§ Task statement
The listing below should be printed exactly, every line of it. Skip the pictures.

Records from a collection
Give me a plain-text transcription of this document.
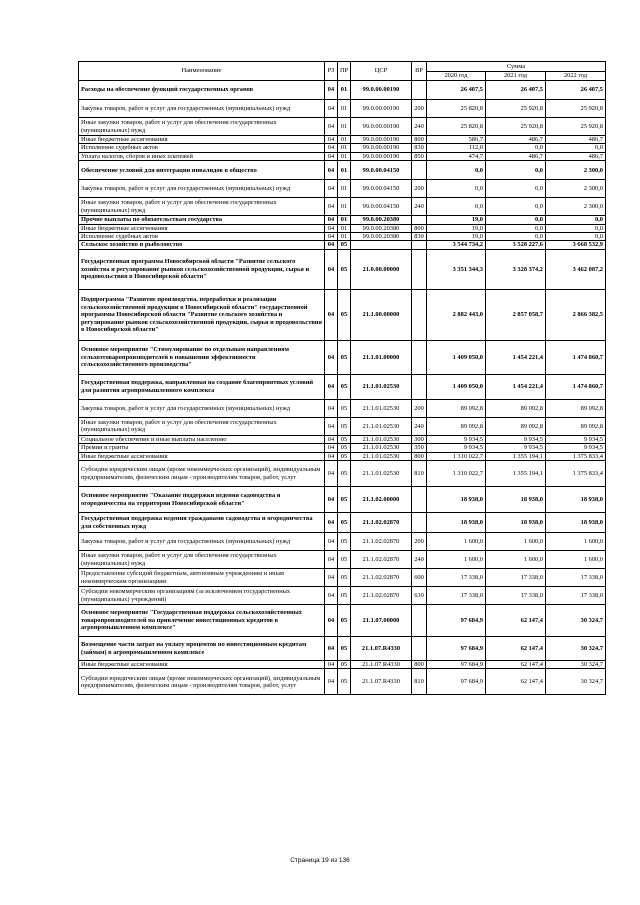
Наименование	РЗ	ПР	ЦСР	ВР	Сумма		
					2020 год	2021 год	2022 год
Расходы на обеспечение функций государственных органов	04	01	99.0.00.00190		26 407,5	26 407,5	26 407,5
Закупка товаров, работ и услуг для государственных (муниципальных) нужд	04	01	99.0.00.00190	200	25 820,8	25 920,8	25 920,8
Иные закупки товаров, работ и услуг для обеспечения государственных (муниципальных) нужд	04	01	99.0.00.00190	240	25 820,8	25 920,8	25 920,8
Иные бюджетные ассигнования	04	01	99.0.00.00190	800	586,7	486,7	486,7
Исполнение судебных актов	04	01	99.0.00.00190	830	112,0	0,0	0,0
Уплата налогов, сборов и иных платежей	04	01	99.0.00.00190	850	474,7	486,7	486,7
Обеспечение условий для интеграции инвалидов в общество	04	01	99.0.00.04150		0,0	0,0	2 300,0
Закупка товаров, работ и услуг для государственных (муниципальных) нужд	04	01	99.0.00.04150	200	0,0	0,0	2 300,0
Иные закупки товаров, работ и услуг для обеспечения государственных (муниципальных) нужд	04	01	99.0.00.04150	240	0,0	0,0	2 300,0
Прочие выплаты по обязательствам государства	04	01	99.0.00.20380		19,0	0,0	0,0
Иные бюджетные ассигнования	04	01	99.0.00.20380	800	19,0	0,0	0,0
Исполнение судебных актов	04	01	99.0.00.20380	830	19,0	0,0	0,0
Сельское хозяйство и рыболовство	04	05			3 544 734,2	3 528 227,6	3 668 532,9
Государственная программа Новосибирской области "Развитие сельского хозяйства и регулирование рынков сельскохозяйственной продукции, сырья и продовольствия в Новосибирской области"	04	05	21.0.00.00000		3 351 344,3	3 328 374,2	3 462 087,2
Подпрограмма "Развитие производства, переработки и реализации сельскохозяйственной продукции в Новосибирской области" государственной программы Новосибирской области "Развитие сельского хозяйства и регулирование рынков сельскохозяйственной продукции, сырья и продовольствия в Новосибирской области"	04	05	21.1.00.00000		2 882 443,0	2 857 058,7	2 866 382,5
Основное мероприятие "Стимулирование по отдельным направлениям сельхозтоваропроизводителей в повышении эффективности сельскохозяйственного производства"	04	05	21.1.01.00000		1 409 050,0	1 454 221,4	1 474 860,7
Государственная поддержка, направленная на создание благоприятных условий для развития агропромышленного комплекса	04	05	21.1.01.02530		1 409 050,0	1 454 221,4	1 474 860,7
Закупка товаров, работ и услуг для государственных (муниципальных) нужд	04	05	21.1.01.02530	200	89 092,8	89 092,8	89 092,8
Иные закупки товаров, работ и услуг для обеспечения государственных (муниципальных) нужд	04	05	21.1.01.02530	240	89 092,8	89 092,8	89 092,8
Социальное обеспечение и иные выплаты населению	04	05	21.1.01.02530	300	9 934,5	9 934,5	9 934,5
Премии и гранты	04	05	21.1.01.02530	350	9 934,5	9 934,5	9 934,5
Иные бюджетные ассигнования	04	05	21.1.01.02530	800	1 310 022,7	1 355 194,1	1 375 833,4
Субсидии юридическим лицам (кроме некоммерческих организаций), индивидуальным предпринимателям, физическим лицам - производителям товаров, работ, услуг	04	05	21.1.01.02530	810	1 310 022,7	1 355 194,1	1 375 833,4
Основное мероприятие "Оказание поддержки ведения садоводства и огородничества на территории Новосибирской области"	04	05	21.1.02.00000		18 938,0	18 938,0	18 938,0
Государственная поддержка ведения гражданами садоводства и огородничества для собственных нужд	04	05	21.1.02.02870		18 938,0	18 938,0	18 938,0
Закупка товаров, работ и услуг для государственных (муниципальных) нужд	04	05	21.1.02.02870	200	1 600,0	1 600,0	1 600,0
Иные закупки товаров, работ и услуг для обеспечения государственных (муниципальных) нужд	04	05	21.1.02.02870	240	1 600,0	1 600,0	1 600,0
Предоставление субсидий бюджетным, автономным учреждениям и иным некоммерческим организациям	04	05	21.1.02.02870	600	17 338,0	17 338,0	17 338,0
Субсидии некоммерческим организациям (за исключением государственных (муниципальных) учреждений)	04	05	21.1.02.02870	630	17 338,0	17 338,0	17 338,0
Основное мероприятие "Государственная поддержка сельскохозяйственных товаропроизводителей на привлечение инвестиционных кредитов в агропромышленном комплексе"	04	05	21.1.07.00000		97 684,9	62 147,4	30 324,7
Возмещение части затрат на уплату процентов по инвестиционным кредитам (займам) в агропромышленном комплексе	04	05	21.1.07.R4330		97 684,9	62 147,4	30 324,7
Иные бюджетные ассигнования	04	05	21.1.07.R4330	800	97 684,9	62 147,4	30 324,7
Субсидии юридическим лицам (кроме некоммерческих организаций), индивидуальным предпринимателям, физическим лицам - производителям товаров, работ, услуг	04	05	21.1.07.R4330	810	97 684,9	62 147,4	30 324,7
Страница 19 из 136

§ Reply to the exercise
Give me a plain-text transcription of this document.
Наименование	РЗ	ПР	ЦСР	ВР	Сумма		
					2020 год	2021 год	2022 год
Расходы на обеспечение функций государственных органов	04	01	99.0.00.00190		26 407,5	26 407,5	26 407,5
Закупка товаров, работ и услуг для государственных (муниципальных) нужд	04	01	99.0.00.00190	200	25 820,8	25 920,8	25 920,8
Иные закупки товаров, работ и услуг для обеспечения государственных (муниципальных) нужд	04	01	99.0.00.00190	240	25 820,8	25 920,8	25 920,8
Иные бюджетные ассигнования	04	01	99.0.00.00190	800	586,7	486,7	486,7
Исполнение судебных актов	04	01	99.0.00.00190	830	112,0	0,0	0,0
Уплата налогов, сборов и иных платежей	04	01	99.0.00.00190	850	474,7	486,7	486,7
Обеспечение условий для интеграции инвалидов в общество	04	01	99.0.00.04150		0,0	0,0	2 300,0
Закупка товаров, работ и услуг для государственных (муниципальных) нужд	04	01	99.0.00.04150	200	0,0	0,0	2 300,0
Иные закупки товаров, работ и услуг для обеспечения государственных (муниципальных) нужд	04	01	99.0.00.04150	240	0,0	0,0	2 300,0
Прочие выплаты по обязательствам государства	04	01	99.0.00.20380		19,0	0,0	0,0
Иные бюджетные ассигнования	04	01	99.0.00.20380	800	19,0	0,0	0,0
Исполнение судебных актов	04	01	99.0.00.20380	830	19,0	0,0	0,0
Сельское хозяйство и рыболовство	04	05			3 544 734,2	3 528 227,6	3 668 532,9
Государственная программа Новосибирской области "Развитие сельского хозяйства и регулирование рынков сельскохозяйственной продукции, сырья и продовольствия в Новосибирской области"	04	05	21.0.00.00000		3 351 344,3	3 328 374,2	3 462 087,2
Подпрограмма "Развитие производства, переработки и реализации сельскохозяйственной продукции в Новосибирской области" государственной программы Новосибирской области "Развитие сельского хозяйства и регулирование рынков сельскохозяйственной продукции, сырья и продовольствия в Новосибирской области"	04	05	21.1.00.00000		2 882 443,0	2 857 058,7	2 866 382,5
Основное мероприятие "Стимулирование по отдельным направлениям сельхозтоваропроизводителей в повышении эффективности сельскохозяйственного производства"	04	05	21.1.01.00000		1 409 050,0	1 454 221,4	1 474 860,7
Государственная поддержка, направленная на создание благоприятных условий для развития агропромышленного комплекса	04	05	21.1.01.02530		1 409 050,0	1 454 221,4	1 474 860,7
Закупка товаров, работ и услуг для государственных (муниципальных) нужд	04	05	21.1.01.02530	200	89 092,8	89 092,8	89 092,8
Иные закупки товаров, работ и услуг для обеспечения государственных (муниципальных) нужд	04	05	21.1.01.02530	240	89 092,8	89 092,8	89 092,8
Социальное обеспечение и иные выплаты населению	04	05	21.1.01.02530	300	9 934,5	9 934,5	9 934,5
Премии и гранты	04	05	21.1.01.02530	350	9 934,5	9 934,5	9 934,5
Иные бюджетные ассигнования	04	05	21.1.01.02530	800	1 310 022,7	1 355 194,1	1 375 833,4
Субсидии юридическим лицам (кроме некоммерческих организаций), индивидуальным предпринимателям, физическим лицам - производителям товаров, работ, услуг	04	05	21.1.01.02530	810	1 310 022,7	1 355 194,1	1 375 833,4
Основное мероприятие "Оказание поддержки ведения садоводства и огородничества на территории Новосибирской области"	04	05	21.1.02.00000		18 938,0	18 938,0	18 938,0
Государственная поддержка ведения гражданами садоводства и огородничества для собственных нужд	04	05	21.1.02.02870		18 938,0	18 938,0	18 938,0
Закупка товаров, работ и услуг для государственных (муниципальных) нужд	04	05	21.1.02.02870	200	1 600,0	1 600,0	1 600,0
Иные закупки товаров, работ и услуг для обеспечения государственных (муниципальных) нужд	04	05	21.1.02.02870	240	1 600,0	1 600,0	1 600,0
Предоставление субсидий бюджетным, автономным учреждениям и иным некоммерческим организациям	04	05	21.1.02.02870	600	17 338,0	17 338,0	17 338,0
Субсидии некоммерческим организациям (за исключением государственных (муниципальных) учреждений)	04	05	21.1.02.02870	630	17 338,0	17 338,0	17 338,0
Основное мероприятие "Государственная поддержка сельскохозяйственных товаропроизводителей на привлечение инвестиционных кредитов в агропромышленном комплексе"	04	05	21.1.07.00000		97 684,9	62 147,4	30 324,7
Возмещение части затрат на уплату процентов по инвестиционным кредитам (займам) в агропромышленном комплексе	04	05	21.1.07.R4330		97 684,9	62 147,4	30 324,7
Иные бюджетные ассигнования	04	05	21.1.07.R4330	800	97 684,9	62 147,4	30 324,7
Субсидии юридическим лицам (кроме некоммерческих организаций), индивидуальным предпринимателям, физическим лицам - производителям товаров, работ, услуг	04	05	21.1.07.R4330	810	97 684,9	62 147,4	30 324,7
Страница 19 из 136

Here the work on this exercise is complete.